(Some records)
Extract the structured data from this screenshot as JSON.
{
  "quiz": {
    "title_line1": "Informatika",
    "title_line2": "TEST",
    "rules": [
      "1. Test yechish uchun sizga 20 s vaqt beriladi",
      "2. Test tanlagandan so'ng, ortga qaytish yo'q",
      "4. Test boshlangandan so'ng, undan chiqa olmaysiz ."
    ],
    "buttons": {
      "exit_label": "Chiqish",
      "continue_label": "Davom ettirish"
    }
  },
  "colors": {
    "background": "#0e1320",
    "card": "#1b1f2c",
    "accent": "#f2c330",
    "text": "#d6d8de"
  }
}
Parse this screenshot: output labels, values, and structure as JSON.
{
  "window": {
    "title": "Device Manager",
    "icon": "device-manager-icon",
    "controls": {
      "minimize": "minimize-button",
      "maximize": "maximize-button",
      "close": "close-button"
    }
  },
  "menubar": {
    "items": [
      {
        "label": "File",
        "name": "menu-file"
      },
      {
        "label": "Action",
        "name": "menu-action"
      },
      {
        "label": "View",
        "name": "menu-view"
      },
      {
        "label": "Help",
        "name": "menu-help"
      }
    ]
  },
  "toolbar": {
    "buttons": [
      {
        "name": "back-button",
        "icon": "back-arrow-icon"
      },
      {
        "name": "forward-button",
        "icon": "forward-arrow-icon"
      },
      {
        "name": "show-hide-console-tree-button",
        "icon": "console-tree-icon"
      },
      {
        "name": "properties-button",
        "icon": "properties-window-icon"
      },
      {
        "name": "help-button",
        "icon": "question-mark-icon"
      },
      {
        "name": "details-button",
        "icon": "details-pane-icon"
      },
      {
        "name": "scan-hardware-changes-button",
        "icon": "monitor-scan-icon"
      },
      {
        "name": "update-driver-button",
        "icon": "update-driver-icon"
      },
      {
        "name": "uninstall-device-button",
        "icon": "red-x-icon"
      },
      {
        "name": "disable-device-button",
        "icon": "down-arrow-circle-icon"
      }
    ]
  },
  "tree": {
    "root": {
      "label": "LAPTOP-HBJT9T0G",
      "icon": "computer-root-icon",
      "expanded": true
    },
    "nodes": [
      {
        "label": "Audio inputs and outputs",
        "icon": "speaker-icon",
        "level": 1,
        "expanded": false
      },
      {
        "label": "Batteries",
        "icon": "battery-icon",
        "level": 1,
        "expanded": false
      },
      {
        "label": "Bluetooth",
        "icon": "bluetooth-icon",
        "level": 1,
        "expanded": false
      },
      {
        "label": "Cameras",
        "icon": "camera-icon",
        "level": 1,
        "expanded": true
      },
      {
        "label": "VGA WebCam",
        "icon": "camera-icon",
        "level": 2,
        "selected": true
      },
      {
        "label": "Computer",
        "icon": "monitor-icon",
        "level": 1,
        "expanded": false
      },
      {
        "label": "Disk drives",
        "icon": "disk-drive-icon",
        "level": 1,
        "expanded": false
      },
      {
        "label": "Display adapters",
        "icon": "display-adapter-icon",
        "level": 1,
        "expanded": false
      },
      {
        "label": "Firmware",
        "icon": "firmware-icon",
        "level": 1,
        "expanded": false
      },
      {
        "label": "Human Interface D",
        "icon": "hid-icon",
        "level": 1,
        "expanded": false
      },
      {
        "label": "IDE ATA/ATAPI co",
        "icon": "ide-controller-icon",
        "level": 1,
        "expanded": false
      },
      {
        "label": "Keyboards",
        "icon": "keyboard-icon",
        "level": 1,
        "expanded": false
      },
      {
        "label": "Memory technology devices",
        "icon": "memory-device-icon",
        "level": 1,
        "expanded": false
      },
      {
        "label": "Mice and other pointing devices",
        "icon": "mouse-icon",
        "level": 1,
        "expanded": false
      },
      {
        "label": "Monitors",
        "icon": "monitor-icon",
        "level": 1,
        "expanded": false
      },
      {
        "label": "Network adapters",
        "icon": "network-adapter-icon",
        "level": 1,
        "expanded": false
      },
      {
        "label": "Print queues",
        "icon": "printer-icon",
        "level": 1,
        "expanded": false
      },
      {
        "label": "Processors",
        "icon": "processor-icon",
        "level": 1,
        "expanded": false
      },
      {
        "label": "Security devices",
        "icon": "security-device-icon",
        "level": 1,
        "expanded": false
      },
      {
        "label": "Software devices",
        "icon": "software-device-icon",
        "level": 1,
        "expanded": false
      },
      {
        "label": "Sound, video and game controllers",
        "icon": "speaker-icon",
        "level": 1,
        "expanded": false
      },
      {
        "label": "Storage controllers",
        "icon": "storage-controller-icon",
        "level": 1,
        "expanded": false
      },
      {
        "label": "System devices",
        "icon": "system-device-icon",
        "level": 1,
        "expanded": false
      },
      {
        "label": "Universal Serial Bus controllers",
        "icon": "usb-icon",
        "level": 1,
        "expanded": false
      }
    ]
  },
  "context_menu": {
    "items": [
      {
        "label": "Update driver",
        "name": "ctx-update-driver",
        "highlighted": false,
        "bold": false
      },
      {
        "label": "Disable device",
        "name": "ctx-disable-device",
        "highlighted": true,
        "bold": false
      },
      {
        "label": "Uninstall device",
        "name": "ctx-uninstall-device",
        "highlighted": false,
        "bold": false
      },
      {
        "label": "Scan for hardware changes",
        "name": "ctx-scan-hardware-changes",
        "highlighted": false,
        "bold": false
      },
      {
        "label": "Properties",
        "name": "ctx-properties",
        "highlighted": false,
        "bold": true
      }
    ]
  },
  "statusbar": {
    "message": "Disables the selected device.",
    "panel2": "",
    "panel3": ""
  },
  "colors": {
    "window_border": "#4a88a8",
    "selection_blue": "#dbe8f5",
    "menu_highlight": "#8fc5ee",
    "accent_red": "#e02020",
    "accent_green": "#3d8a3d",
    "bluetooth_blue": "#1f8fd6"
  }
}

* **Requirements**: Extract each line of the material exactly as it stands.

* **Response to this exercise**:
Extract the structured data from this screenshot as JSON.
{
  "quiz": {
    "title_line1": "Informatika",
    "title_line2": "TEST",
    "rules": [
      "1. Test yechish uchun sizga 20 s vaqt beriladi",
      "2. Test tanlagandan so'ng, ortga qaytish yo'q",
      "4. Test boshlangandan so'ng, undan chiqa olmaysiz ."
    ],
    "buttons": {
      "exit_label": "Chiqish",
      "continue_label": "Davom ettirish"
    }
  },
  "colors": {
    "background": "#0e1320",
    "card": "#1b1f2c",
    "accent": "#f2c330",
    "text": "#d6d8de"
  }
}
Parse this screenshot: output labels, values, and structure as JSON.
{
  "window": {
    "title": "Device Manager",
    "icon": "device-manager-icon",
    "controls": {
      "minimize": "minimize-button",
      "maximize": "maximize-button",
      "close": "close-button"
    }
  },
  "menubar": {
    "items": [
      {
        "label": "File",
        "name": "menu-file"
      },
      {
        "label": "Action",
        "name": "menu-action"
      },
      {
        "label": "View",
        "name": "menu-view"
      },
      {
        "label": "Help",
        "name": "menu-help"
      }
    ]
  },
  "toolbar": {
    "buttons": [
      {
        "name": "back-button",
        "icon": "back-arrow-icon"
      },
      {
        "name": "forward-button",
        "icon": "forward-arrow-icon"
      },
      {
        "name": "show-hide-console-tree-button",
        "icon": "console-tree-icon"
      },
      {
        "name": "properties-button",
        "icon": "properties-window-icon"
      },
      {
        "name": "help-button",
        "icon": "question-mark-icon"
      },
      {
        "name": "details-button",
        "icon": "details-pane-icon"
      },
      {
        "name": "scan-hardware-changes-button",
        "icon": "monitor-scan-icon"
      },
      {
        "name": "update-driver-button",
        "icon": "update-driver-icon"
      },
      {
        "name": "uninstall-device-button",
        "icon": "red-x-icon"
      },
      {
        "name": "disable-device-button",
        "icon": "down-arrow-circle-icon"
      }
    ]
  },
  "tree": {
    "root": {
      "label": "LAPTOP-HBJT9T0G",
      "icon": "computer-root-icon",
      "expanded": true
    },
    "nodes": [
      {
        "label": "Audio inputs and outputs",
        "icon": "speaker-icon",
        "level": 1,
        "expanded": false
      },
      {
        "label": "Batteries",
        "icon": "battery-icon",
        "level": 1,
        "expanded": false
      },
      {
        "label": "Bluetooth",
        "icon": "bluetooth-icon",
        "level": 1,
        "expanded": false
      },
      {
        "label": "Cameras",
        "icon": "camera-icon",
        "level": 1,
        "expanded": true
      },
      {
        "label": "VGA WebCam",
        "icon": "camera-icon",
        "level": 2,
        "selected": true
      },
      {
        "label": "Computer",
        "icon": "monitor-icon",
        "level": 1,
        "expanded": false
      },
      {
        "label": "Disk drives",
        "icon": "disk-drive-icon",
        "level": 1,
        "expanded": false
      },
      {
        "label": "Display adapters",
        "icon": "display-adapter-icon",
        "level": 1,
        "expanded": false
      },
      {
        "label": "Firmware",
        "icon": "firmware-icon",
        "level": 1,
        "expanded": false
      },
      {
        "label": "Human Interface D",
        "icon": "hid-icon",
        "level": 1,
        "expanded": false
      },
      {
        "label": "IDE ATA/ATAPI co",
        "icon": "ide-controller-icon",
        "level": 1,
        "expanded": false
      },
      {
        "label": "Keyboards",
        "icon": "keyboard-icon",
        "level": 1,
        "expanded": false
      },
      {
        "label": "Memory technology devices",
        "icon": "memory-device-icon",
        "level": 1,
        "expanded": false
      },
      {
        "label": "Mice and other pointing devices",
        "icon": "mouse-icon",
        "level": 1,
        "expanded": false
      },
      {
        "label": "Monitors",
        "icon": "monitor-icon",
        "level": 1,
        "expanded": false
      },
      {
        "label": "Network adapters",
        "icon": "network-adapter-icon",
        "level": 1,
        "expanded": false
      },
      {
        "label": "Print queues",
        "icon": "printer-icon",
        "level": 1,
        "expanded": false
      },
      {
        "label": "Processors",
        "icon": "processor-icon",
        "level": 1,
        "expanded": false
      },
      {
        "label": "Security devices",
        "icon": "security-device-icon",
        "level": 1,
        "expanded": false
      },
      {
        "label": "Software devices",
        "icon": "software-device-icon",
        "level": 1,
        "expanded": false
      },
      {
        "label": "Sound, video and game controllers",
        "icon": "speaker-icon",
        "level": 1,
        "expanded": false
      },
      {
        "label": "Storage controllers",
        "icon": "storage-controller-icon",
        "level": 1,
        "expanded": false
      },
      {
        "label": "System devices",
        "icon": "system-device-icon",
        "level": 1,
        "expanded": false
      },
      {
        "label": "Universal Serial Bus controllers",
        "icon": "usb-icon",
        "level": 1,
        "expanded": false
      }
    ]
  },
  "context_menu": {
    "items": [
      {
        "label": "Update driver",
        "name": "ctx-update-driver",
        "highlighted": false,
        "bold": false
      },
      {
        "label": "Disable device",
        "name": "ctx-disable-device",
        "highlighted": true,
        "bold": false
      },
      {
        "label": "Uninstall device",
        "name": "ctx-uninstall-device",
        "highlighted": false,
        "bold": false
      },
      {
        "label": "Scan for hardware changes",
        "name": "ctx-scan-hardware-changes",
        "highlighted": false,
        "bold": false
      },
      {
        "label": "Properties",
        "name": "ctx-properties",
        "highlighted": false,
        "bold": true
      }
    ]
  },
  "statusbar": {
    "message": "Disables the selected device.",
    "panel2": "",
    "panel3": ""
  },
  "colors": {
    "window_border": "#4a88a8",
    "selection_blue": "#dbe8f5",
    "menu_highlight": "#8fc5ee",
    "accent_red": "#e02020",
    "accent_green": "#3d8a3d",
    "bluetooth_blue": "#1f8fd6"
  }
}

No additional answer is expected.